> [Saved data entries]
########
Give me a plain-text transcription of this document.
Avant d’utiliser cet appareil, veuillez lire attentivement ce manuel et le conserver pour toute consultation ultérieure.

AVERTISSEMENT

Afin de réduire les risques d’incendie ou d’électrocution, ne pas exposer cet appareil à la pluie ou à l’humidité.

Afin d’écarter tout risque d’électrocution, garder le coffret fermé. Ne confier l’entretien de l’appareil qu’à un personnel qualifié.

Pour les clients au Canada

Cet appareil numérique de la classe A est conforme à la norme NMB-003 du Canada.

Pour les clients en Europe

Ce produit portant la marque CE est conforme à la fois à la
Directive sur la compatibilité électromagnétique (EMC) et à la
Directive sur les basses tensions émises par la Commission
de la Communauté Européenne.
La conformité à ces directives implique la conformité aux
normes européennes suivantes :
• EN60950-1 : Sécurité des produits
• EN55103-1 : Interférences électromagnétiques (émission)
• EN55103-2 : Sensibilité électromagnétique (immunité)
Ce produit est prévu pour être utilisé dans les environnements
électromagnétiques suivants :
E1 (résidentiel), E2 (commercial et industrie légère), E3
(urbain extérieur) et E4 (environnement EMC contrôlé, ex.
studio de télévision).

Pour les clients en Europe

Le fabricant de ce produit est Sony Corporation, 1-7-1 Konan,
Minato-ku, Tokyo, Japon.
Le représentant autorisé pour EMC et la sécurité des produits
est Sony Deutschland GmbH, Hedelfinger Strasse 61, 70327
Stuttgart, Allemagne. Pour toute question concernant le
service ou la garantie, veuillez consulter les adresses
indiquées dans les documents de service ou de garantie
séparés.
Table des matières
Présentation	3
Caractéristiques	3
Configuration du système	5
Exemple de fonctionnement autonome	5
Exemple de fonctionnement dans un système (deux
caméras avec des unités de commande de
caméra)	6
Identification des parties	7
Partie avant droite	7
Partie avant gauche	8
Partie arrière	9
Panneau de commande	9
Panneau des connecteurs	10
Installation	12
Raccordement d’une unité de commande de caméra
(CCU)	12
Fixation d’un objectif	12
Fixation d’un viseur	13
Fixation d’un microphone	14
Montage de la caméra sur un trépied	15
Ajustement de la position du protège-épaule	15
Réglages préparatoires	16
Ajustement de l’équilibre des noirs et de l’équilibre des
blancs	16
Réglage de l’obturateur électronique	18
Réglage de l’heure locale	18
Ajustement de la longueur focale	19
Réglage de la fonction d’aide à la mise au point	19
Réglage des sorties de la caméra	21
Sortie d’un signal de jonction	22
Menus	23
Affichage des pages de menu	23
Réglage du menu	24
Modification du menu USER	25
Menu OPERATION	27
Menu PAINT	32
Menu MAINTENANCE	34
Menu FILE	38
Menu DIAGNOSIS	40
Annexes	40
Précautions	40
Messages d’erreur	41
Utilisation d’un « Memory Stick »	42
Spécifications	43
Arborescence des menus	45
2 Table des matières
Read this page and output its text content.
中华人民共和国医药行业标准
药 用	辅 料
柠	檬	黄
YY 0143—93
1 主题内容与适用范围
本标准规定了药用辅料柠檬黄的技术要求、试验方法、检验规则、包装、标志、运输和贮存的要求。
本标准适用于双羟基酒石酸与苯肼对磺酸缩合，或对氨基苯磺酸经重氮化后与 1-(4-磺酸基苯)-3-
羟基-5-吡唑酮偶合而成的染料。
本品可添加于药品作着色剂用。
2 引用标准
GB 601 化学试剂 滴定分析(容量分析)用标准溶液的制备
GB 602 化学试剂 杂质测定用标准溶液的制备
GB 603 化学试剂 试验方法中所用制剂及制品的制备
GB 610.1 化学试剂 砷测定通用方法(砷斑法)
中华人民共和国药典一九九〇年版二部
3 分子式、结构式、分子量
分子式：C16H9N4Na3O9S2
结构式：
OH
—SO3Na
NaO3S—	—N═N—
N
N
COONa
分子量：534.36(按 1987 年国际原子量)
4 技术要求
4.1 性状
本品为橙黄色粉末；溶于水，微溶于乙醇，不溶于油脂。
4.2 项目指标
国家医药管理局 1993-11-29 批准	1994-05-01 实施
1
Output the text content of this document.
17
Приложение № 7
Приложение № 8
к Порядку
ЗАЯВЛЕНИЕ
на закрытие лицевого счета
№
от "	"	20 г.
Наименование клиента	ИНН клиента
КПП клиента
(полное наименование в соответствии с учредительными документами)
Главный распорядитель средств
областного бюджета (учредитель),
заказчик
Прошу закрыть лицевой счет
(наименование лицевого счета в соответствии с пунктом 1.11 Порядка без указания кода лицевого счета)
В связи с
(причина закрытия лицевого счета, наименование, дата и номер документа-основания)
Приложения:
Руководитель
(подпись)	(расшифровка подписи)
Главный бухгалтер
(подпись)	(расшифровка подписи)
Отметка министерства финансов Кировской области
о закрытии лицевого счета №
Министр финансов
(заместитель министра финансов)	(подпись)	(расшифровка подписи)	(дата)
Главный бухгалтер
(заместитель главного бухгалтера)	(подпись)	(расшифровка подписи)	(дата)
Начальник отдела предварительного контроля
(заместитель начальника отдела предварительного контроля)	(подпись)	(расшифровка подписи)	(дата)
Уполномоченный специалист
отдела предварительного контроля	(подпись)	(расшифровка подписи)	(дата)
########
> [Exercise brief]
Return from the data every line that holds "dans".

> [Full answer]
Ce produit est prévu pour être utilisé dans les environnements
indiquées dans les documents de service ou de garantie
Exemple de fonctionnement dans un système (deux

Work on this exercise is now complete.